Task directions: Transcribe the records that follow, preserving every word.

[Data entries]
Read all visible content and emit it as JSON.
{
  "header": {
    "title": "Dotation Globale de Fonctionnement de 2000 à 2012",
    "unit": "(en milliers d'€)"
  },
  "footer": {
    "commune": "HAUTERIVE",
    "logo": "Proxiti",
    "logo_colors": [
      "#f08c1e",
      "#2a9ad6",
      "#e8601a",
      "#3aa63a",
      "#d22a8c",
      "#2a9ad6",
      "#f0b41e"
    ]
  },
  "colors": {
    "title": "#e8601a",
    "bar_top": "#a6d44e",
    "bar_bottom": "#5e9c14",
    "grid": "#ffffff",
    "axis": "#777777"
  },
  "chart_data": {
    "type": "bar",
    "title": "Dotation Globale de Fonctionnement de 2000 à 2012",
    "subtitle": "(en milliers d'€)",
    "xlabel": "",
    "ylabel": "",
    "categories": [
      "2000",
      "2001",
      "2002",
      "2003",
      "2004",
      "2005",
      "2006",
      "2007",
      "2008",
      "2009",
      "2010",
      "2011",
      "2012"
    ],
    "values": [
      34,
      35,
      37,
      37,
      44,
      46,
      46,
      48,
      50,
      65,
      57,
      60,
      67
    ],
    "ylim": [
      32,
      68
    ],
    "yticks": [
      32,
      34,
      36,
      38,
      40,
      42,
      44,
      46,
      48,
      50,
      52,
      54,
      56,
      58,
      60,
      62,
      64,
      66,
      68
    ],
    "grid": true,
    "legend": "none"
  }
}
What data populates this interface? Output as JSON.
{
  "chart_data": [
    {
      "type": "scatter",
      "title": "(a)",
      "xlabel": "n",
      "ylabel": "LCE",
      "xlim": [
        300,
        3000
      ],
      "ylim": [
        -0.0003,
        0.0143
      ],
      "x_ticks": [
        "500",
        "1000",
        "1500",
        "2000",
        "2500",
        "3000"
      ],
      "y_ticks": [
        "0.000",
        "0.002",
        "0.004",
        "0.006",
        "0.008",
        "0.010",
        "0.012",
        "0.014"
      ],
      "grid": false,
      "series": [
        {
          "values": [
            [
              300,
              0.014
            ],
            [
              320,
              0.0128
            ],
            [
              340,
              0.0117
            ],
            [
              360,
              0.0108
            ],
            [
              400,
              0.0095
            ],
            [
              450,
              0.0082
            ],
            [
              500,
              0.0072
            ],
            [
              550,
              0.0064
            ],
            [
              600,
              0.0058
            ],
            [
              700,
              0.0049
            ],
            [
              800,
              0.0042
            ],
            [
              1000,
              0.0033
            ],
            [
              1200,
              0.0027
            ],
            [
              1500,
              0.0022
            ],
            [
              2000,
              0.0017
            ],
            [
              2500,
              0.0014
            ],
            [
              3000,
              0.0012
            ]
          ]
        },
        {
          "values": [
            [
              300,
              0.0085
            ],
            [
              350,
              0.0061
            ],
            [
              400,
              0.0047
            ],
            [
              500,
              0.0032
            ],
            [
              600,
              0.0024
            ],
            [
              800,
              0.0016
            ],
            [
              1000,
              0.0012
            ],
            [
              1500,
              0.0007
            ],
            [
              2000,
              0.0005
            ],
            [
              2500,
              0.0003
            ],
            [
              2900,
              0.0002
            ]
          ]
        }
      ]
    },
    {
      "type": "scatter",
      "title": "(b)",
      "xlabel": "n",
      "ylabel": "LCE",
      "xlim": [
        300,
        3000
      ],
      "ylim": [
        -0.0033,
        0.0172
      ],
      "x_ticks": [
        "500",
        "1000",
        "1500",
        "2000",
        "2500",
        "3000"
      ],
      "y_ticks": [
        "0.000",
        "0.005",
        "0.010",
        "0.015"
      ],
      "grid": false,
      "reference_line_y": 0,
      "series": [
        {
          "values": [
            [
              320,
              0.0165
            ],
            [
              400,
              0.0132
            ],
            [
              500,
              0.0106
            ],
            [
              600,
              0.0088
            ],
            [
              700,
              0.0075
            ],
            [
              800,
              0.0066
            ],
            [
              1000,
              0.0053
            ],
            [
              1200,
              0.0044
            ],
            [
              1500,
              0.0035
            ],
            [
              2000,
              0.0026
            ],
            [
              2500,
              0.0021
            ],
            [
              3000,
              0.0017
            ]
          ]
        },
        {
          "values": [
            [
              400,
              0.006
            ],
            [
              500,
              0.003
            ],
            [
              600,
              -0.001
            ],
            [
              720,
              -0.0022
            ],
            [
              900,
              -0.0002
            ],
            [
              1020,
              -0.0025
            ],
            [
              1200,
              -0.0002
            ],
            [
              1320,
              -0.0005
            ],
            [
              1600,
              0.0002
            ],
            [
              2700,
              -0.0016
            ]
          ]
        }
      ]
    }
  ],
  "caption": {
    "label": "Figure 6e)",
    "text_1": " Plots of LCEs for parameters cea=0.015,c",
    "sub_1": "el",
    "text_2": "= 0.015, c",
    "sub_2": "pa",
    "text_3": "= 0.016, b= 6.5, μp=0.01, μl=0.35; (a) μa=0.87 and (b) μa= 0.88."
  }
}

Task response:
Read all visible content and emit it as JSON.
{
  "header": {
    "title": "Dotation Globale de Fonctionnement de 2000 à 2012",
    "unit": "(en milliers d'€)"
  },
  "footer": {
    "commune": "HAUTERIVE",
    "logo": "Proxiti",
    "logo_colors": [
      "#f08c1e",
      "#2a9ad6",
      "#e8601a",
      "#3aa63a",
      "#d22a8c",
      "#2a9ad6",
      "#f0b41e"
    ]
  },
  "colors": {
    "title": "#e8601a",
    "bar_top": "#a6d44e",
    "bar_bottom": "#5e9c14",
    "grid": "#ffffff",
    "axis": "#777777"
  },
  "chart_data": {
    "type": "bar",
    "title": "Dotation Globale de Fonctionnement de 2000 à 2012",
    "subtitle": "(en milliers d'€)",
    "xlabel": "",
    "ylabel": "",
    "categories": [
      "2000",
      "2001",
      "2002",
      "2003",
      "2004",
      "2005",
      "2006",
      "2007",
      "2008",
      "2009",
      "2010",
      "2011",
      "2012"
    ],
    "values": [
      34,
      35,
      37,
      37,
      44,
      46,
      46,
      48,
      50,
      65,
      57,
      60,
      67
    ],
    "ylim": [
      32,
      68
    ],
    "yticks": [
      32,
      34,
      36,
      38,
      40,
      42,
      44,
      46,
      48,
      50,
      52,
      54,
      56,
      58,
      60,
      62,
      64,
      66,
      68
    ],
    "grid": true,
    "legend": "none"
  }
}
What data populates this interface? Output as JSON.
{
  "chart_data": [
    {
      "type": "scatter",
      "title": "(a)",
      "xlabel": "n",
      "ylabel": "LCE",
      "xlim": [
        300,
        3000
      ],
      "ylim": [
        -0.0003,
        0.0143
      ],
      "x_ticks": [
        "500",
        "1000",
        "1500",
        "2000",
        "2500",
        "3000"
      ],
      "y_ticks": [
        "0.000",
        "0.002",
        "0.004",
        "0.006",
        "0.008",
        "0.010",
        "0.012",
        "0.014"
      ],
      "grid": false,
      "series": [
        {
          "values": [
            [
              300,
              0.014
            ],
            [
              320,
              0.0128
            ],
            [
              340,
              0.0117
            ],
            [
              360,
              0.0108
            ],
            [
              400,
              0.0095
            ],
            [
              450,
              0.0082
            ],
            [
              500,
              0.0072
            ],
            [
              550,
              0.0064
            ],
            [
              600,
              0.0058
            ],
            [
              700,
              0.0049
            ],
            [
              800,
              0.0042
            ],
            [
              1000,
              0.0033
            ],
            [
              1200,
              0.0027
            ],
            [
              1500,
              0.0022
            ],
            [
              2000,
              0.0017
            ],
            [
              2500,
              0.0014
            ],
            [
              3000,
              0.0012
            ]
          ]
        },
        {
          "values": [
            [
              300,
              0.0085
            ],
            [
              350,
              0.0061
            ],
            [
              400,
              0.0047
            ],
            [
              500,
              0.0032
            ],
            [
              600,
              0.0024
            ],
            [
              800,
              0.0016
            ],
            [
              1000,
              0.0012
            ],
            [
              1500,
              0.0007
            ],
            [
              2000,
              0.0005
            ],
            [
              2500,
              0.0003
            ],
            [
              2900,
              0.0002
            ]
          ]
        }
      ]
    },
    {
      "type": "scatter",
      "title": "(b)",
      "xlabel": "n",
      "ylabel": "LCE",
      "xlim": [
        300,
        3000
      ],
      "ylim": [
        -0.0033,
        0.0172
      ],
      "x_ticks": [
        "500",
        "1000",
        "1500",
        "2000",
        "2500",
        "3000"
      ],
      "y_ticks": [
        "0.000",
        "0.005",
        "0.010",
        "0.015"
      ],
      "grid": false,
      "reference_line_y": 0,
      "series": [
        {
          "values": [
            [
              320,
              0.0165
            ],
            [
              400,
              0.0132
            ],
            [
              500,
              0.0106
            ],
            [
              600,
              0.0088
            ],
            [
              700,
              0.0075
            ],
            [
              800,
              0.0066
            ],
            [
              1000,
              0.0053
            ],
            [
              1200,
              0.0044
            ],
            [
              1500,
              0.0035
            ],
            [
              2000,
              0.0026
            ],
            [
              2500,
              0.0021
            ],
            [
              3000,
              0.0017
            ]
          ]
        },
        {
          "values": [
            [
              400,
              0.006
            ],
            [
              500,
              0.003
            ],
            [
              600,
              -0.001
            ],
            [
              720,
              -0.0022
            ],
            [
              900,
              -0.0002
            ],
            [
              1020,
              -0.0025
            ],
            [
              1200,
              -0.0002
            ],
            [
              1320,
              -0.0005
            ],
            [
              1600,
              0.0002
            ],
            [
              2700,
              -0.0016
            ]
          ]
        }
      ]
    }
  ],
  "caption": {
    "label": "Figure 6e)",
    "text_1": " Plots of LCEs for parameters cea=0.015,c",
    "sub_1": "el",
    "text_2": "= 0.015, c",
    "sub_2": "pa",
    "text_3": "= 0.016, b= 6.5, μp=0.01, μl=0.35; (a) μa=0.87 and (b) μa= 0.88."
  }
}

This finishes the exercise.